#### [Short problem]
In the material below, the lines containing the word "Follow" are required; copy each of them.

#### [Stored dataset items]

------------------------------------------------------------

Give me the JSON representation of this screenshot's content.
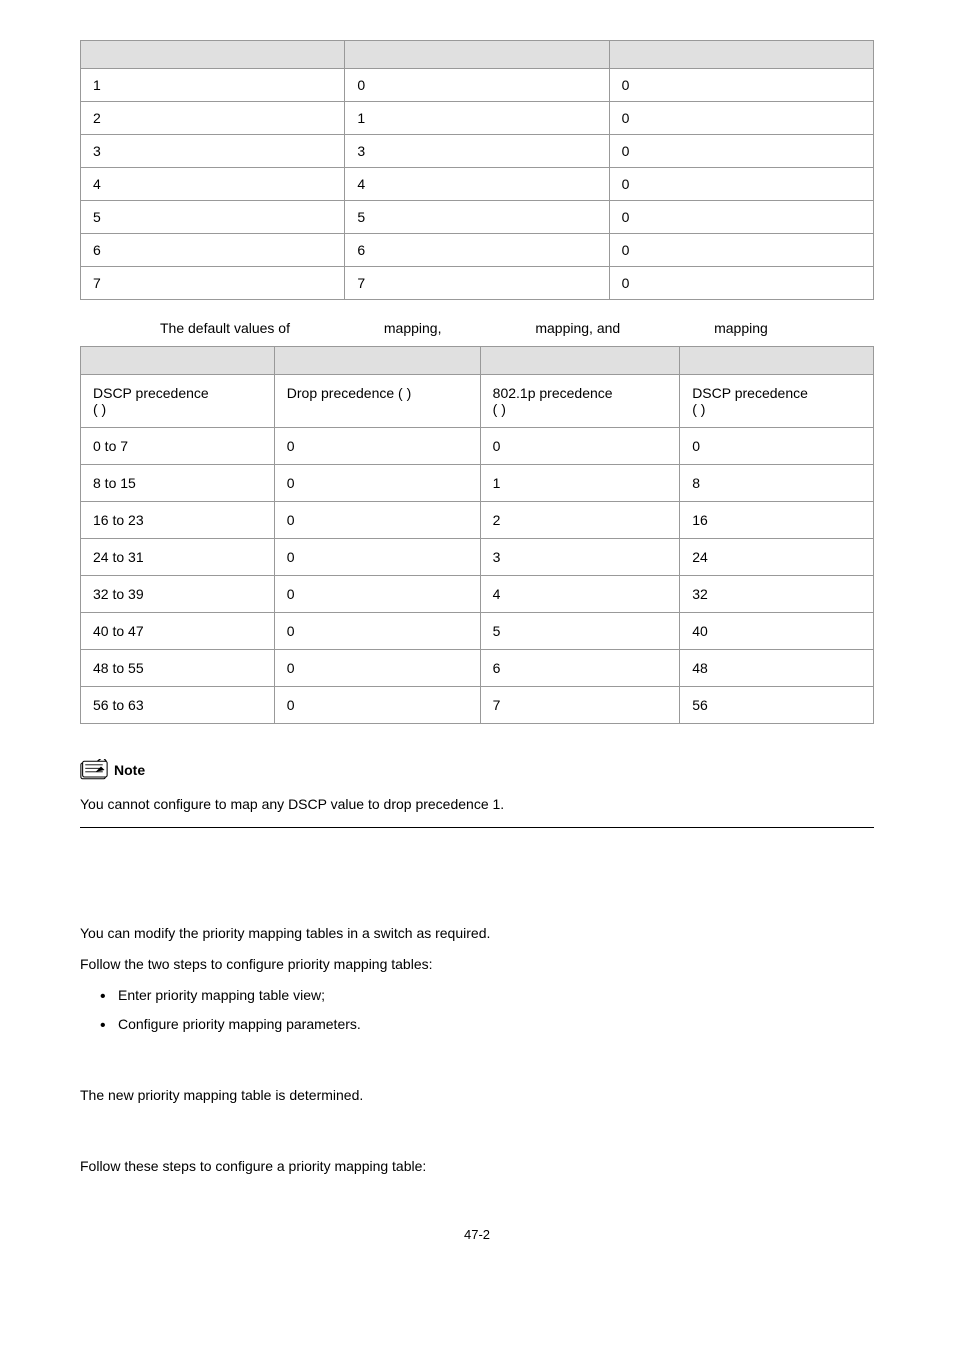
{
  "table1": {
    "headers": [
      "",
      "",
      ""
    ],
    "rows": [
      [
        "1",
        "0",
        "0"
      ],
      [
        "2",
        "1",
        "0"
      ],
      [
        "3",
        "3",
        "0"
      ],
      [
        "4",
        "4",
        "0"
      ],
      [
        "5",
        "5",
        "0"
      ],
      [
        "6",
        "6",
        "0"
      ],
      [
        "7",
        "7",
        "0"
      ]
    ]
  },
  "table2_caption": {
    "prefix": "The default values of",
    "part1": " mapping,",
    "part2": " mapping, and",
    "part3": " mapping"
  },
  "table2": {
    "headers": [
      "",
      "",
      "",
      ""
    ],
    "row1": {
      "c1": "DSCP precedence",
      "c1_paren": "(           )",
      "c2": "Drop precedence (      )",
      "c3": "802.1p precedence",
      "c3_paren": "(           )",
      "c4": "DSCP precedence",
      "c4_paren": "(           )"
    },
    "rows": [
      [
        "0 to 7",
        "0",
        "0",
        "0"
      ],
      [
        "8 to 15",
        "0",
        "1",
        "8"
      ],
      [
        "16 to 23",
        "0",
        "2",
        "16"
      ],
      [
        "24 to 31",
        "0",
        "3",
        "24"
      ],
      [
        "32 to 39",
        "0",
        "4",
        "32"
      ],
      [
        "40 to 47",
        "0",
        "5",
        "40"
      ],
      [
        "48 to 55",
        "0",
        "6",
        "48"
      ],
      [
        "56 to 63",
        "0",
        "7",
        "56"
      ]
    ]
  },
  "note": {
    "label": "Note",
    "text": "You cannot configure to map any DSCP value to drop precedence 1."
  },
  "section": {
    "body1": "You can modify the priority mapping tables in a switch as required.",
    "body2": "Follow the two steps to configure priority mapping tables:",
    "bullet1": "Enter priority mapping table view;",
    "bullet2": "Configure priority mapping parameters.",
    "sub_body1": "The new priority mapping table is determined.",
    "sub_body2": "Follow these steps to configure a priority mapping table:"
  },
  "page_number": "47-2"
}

------------------------------------------------------------

#### [Final answer]
    "body2": "Follow the two steps to configure priority mapping tables:",
    "sub_body2": "Follow these steps to configure a priority mapping table:"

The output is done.